══ RECORDED DATA ══

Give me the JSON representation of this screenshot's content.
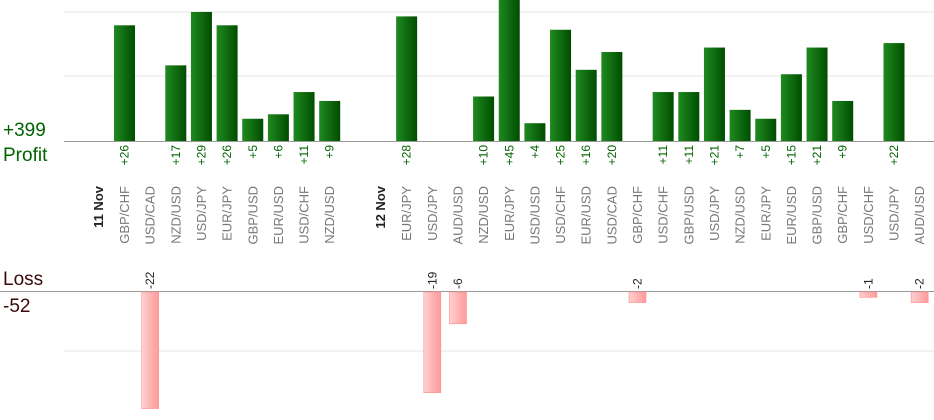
{
  "summary": {
    "profit_total": "+399",
    "profit_label": "Profit",
    "loss_label": "Loss",
    "loss_total": "-52"
  },
  "colors": {
    "profit_bar": "#0a6a0a",
    "profit_text": "#006400",
    "loss_bar": "#ffb6b6",
    "loss_text": "#222222",
    "grid": "#e6e6e6",
    "axis": "#999999"
  },
  "chart_data": {
    "type": "bar",
    "days": [
      {
        "label": "11 Nov",
        "pairs": [
          {
            "pair": "GBP/CHF",
            "profit": 26,
            "loss": null
          },
          {
            "pair": "USD/CAD",
            "profit": null,
            "loss": -22
          },
          {
            "pair": "NZD/USD",
            "profit": 17,
            "loss": null
          },
          {
            "pair": "USD/JPY",
            "profit": 29,
            "loss": null
          },
          {
            "pair": "EUR/JPY",
            "profit": 26,
            "loss": null
          },
          {
            "pair": "GBP/USD",
            "profit": 5,
            "loss": null
          },
          {
            "pair": "EUR/USD",
            "profit": 6,
            "loss": null
          },
          {
            "pair": "USD/CHF",
            "profit": 11,
            "loss": null
          },
          {
            "pair": "NZD/USD",
            "profit": 9,
            "loss": null
          }
        ]
      },
      {
        "label": "12 Nov",
        "pairs": [
          {
            "pair": "EUR/JPY",
            "profit": 28,
            "loss": null
          },
          {
            "pair": "USD/JPY",
            "profit": null,
            "loss": -19
          },
          {
            "pair": "AUD/USD",
            "profit": null,
            "loss": -6
          },
          {
            "pair": "NZD/USD",
            "profit": 10,
            "loss": null
          },
          {
            "pair": "EUR/JPY",
            "profit": 45,
            "loss": null
          },
          {
            "pair": "USD/USD",
            "profit": 4,
            "loss": null
          },
          {
            "pair": "USD/CHF",
            "profit": 25,
            "loss": null
          },
          {
            "pair": "EUR/USD",
            "profit": 16,
            "loss": null
          },
          {
            "pair": "USD/CAD",
            "profit": 20,
            "loss": null
          },
          {
            "pair": "GBP/CHF",
            "profit": null,
            "loss": -2
          },
          {
            "pair": "USD/CHF",
            "profit": 11,
            "loss": null
          },
          {
            "pair": "GBP/USD",
            "profit": 11,
            "loss": null
          },
          {
            "pair": "USD/JPY",
            "profit": 21,
            "loss": null
          },
          {
            "pair": "NZD/USD",
            "profit": 7,
            "loss": null
          },
          {
            "pair": "EUR/JPY",
            "profit": 5,
            "loss": null
          },
          {
            "pair": "EUR/USD",
            "profit": 15,
            "loss": null
          },
          {
            "pair": "GBP/USD",
            "profit": 21,
            "loss": null
          },
          {
            "pair": "GBP/CHF",
            "profit": 9,
            "loss": null
          },
          {
            "pair": "USD/CHF",
            "profit": null,
            "loss": -1
          },
          {
            "pair": "USD/JPY",
            "profit": 22,
            "loss": null
          },
          {
            "pair": "AUD/USD",
            "profit": null,
            "loss": -2
          }
        ]
      }
    ]
  }
}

═══

Leave out the pictures and copy the rest of the material above exactly.

Give me the JSON representation of this screenshot's content.
{
  "summary": {
    "profit_total": "+399",
    "profit_label": "Profit",
    "loss_label": "Loss",
    "loss_total": "-52"
  },
  "colors": {
    "profit_bar": "#0a6a0a",
    "profit_text": "#006400",
    "loss_bar": "#ffb6b6",
    "loss_text": "#222222",
    "grid": "#e6e6e6",
    "axis": "#999999"
  },
  "chart_data": {
    "type": "bar",
    "days": [
      {
        "label": "11 Nov",
        "pairs": [
          {
            "pair": "GBP/CHF",
            "profit": 26,
            "loss": null
          },
          {
            "pair": "USD/CAD",
            "profit": null,
            "loss": -22
          },
          {
            "pair": "NZD/USD",
            "profit": 17,
            "loss": null
          },
          {
            "pair": "USD/JPY",
            "profit": 29,
            "loss": null
          },
          {
            "pair": "EUR/JPY",
            "profit": 26,
            "loss": null
          },
          {
            "pair": "GBP/USD",
            "profit": 5,
            "loss": null
          },
          {
            "pair": "EUR/USD",
            "profit": 6,
            "loss": null
          },
          {
            "pair": "USD/CHF",
            "profit": 11,
            "loss": null
          },
          {
            "pair": "NZD/USD",
            "profit": 9,
            "loss": null
          }
        ]
      },
      {
        "label": "12 Nov",
        "pairs": [
          {
            "pair": "EUR/JPY",
            "profit": 28,
            "loss": null
          },
          {
            "pair": "USD/JPY",
            "profit": null,
            "loss": -19
          },
          {
            "pair": "AUD/USD",
            "profit": null,
            "loss": -6
          },
          {
            "pair": "NZD/USD",
            "profit": 10,
            "loss": null
          },
          {
            "pair": "EUR/JPY",
            "profit": 45,
            "loss": null
          },
          {
            "pair": "USD/USD",
            "profit": 4,
            "loss": null
          },
          {
            "pair": "USD/CHF",
            "profit": 25,
            "loss": null
          },
          {
            "pair": "EUR/USD",
            "profit": 16,
            "loss": null
          },
          {
            "pair": "USD/CAD",
            "profit": 20,
            "loss": null
          },
          {
            "pair": "GBP/CHF",
            "profit": null,
            "loss": -2
          },
          {
            "pair": "USD/CHF",
            "profit": 11,
            "loss": null
          },
          {
            "pair": "GBP/USD",
            "profit": 11,
            "loss": null
          },
          {
            "pair": "USD/JPY",
            "profit": 21,
            "loss": null
          },
          {
            "pair": "NZD/USD",
            "profit": 7,
            "loss": null
          },
          {
            "pair": "EUR/JPY",
            "profit": 5,
            "loss": null
          },
          {
            "pair": "EUR/USD",
            "profit": 15,
            "loss": null
          },
          {
            "pair": "GBP/USD",
            "profit": 21,
            "loss": null
          },
          {
            "pair": "GBP/CHF",
            "profit": 9,
            "loss": null
          },
          {
            "pair": "USD/CHF",
            "profit": null,
            "loss": -1
          },
          {
            "pair": "USD/JPY",
            "profit": 22,
            "loss": null
          },
          {
            "pair": "AUD/USD",
            "profit": null,
            "loss": -2
          }
        ]
      }
    ]
  }
}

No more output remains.